BEGIN Given entries
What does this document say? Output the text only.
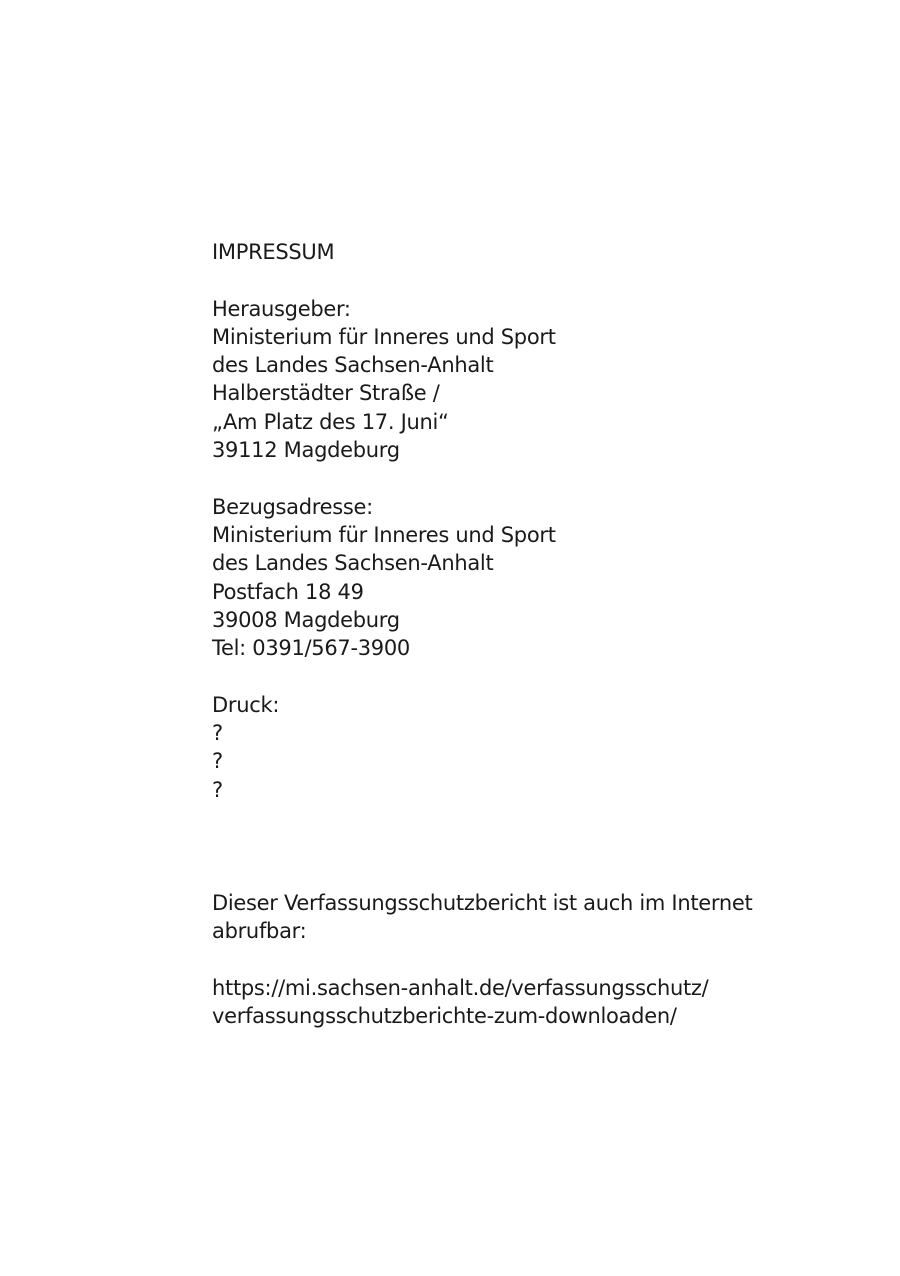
IMPRESSUM
Herausgeber:
Ministerium für Inneres und Sport
des Landes Sachsen-Anhalt
Halberstädter Straße /
„Am Platz des 17. Juni“
39112 Magdeburg
Bezugsadresse:
Ministerium für Inneres und Sport
des Landes Sachsen-Anhalt
Postfach 18 49
39008 Magdeburg
Tel: 0391/567-3900
Druck:
?
?
?
Dieser Verfassungsschutzbericht ist auch im Internet abrufbar:
https://mi.sachsen-anhalt.de/verfassungsschutz/
verfassungsschutzberichte-zum-downloaden/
END Given entries
Exercise directions —
Your task is an exact transcription of all the data, minus the pictures.

Solution to this task —
What does this document say? Output the text only.
IMPRESSUM
Herausgeber:
Ministerium für Inneres und Sport
des Landes Sachsen-Anhalt
Halberstädter Straße /
„Am Platz des 17. Juni“
39112 Magdeburg
Bezugsadresse:
Ministerium für Inneres und Sport
des Landes Sachsen-Anhalt
Postfach 18 49
39008 Magdeburg
Tel: 0391/567-3900
Druck:
?
?
?
Dieser Verfassungsschutzbericht ist auch im Internet abrufbar:
https://mi.sachsen-anhalt.de/verfassungsschutz/
verfassungsschutzberichte-zum-downloaden/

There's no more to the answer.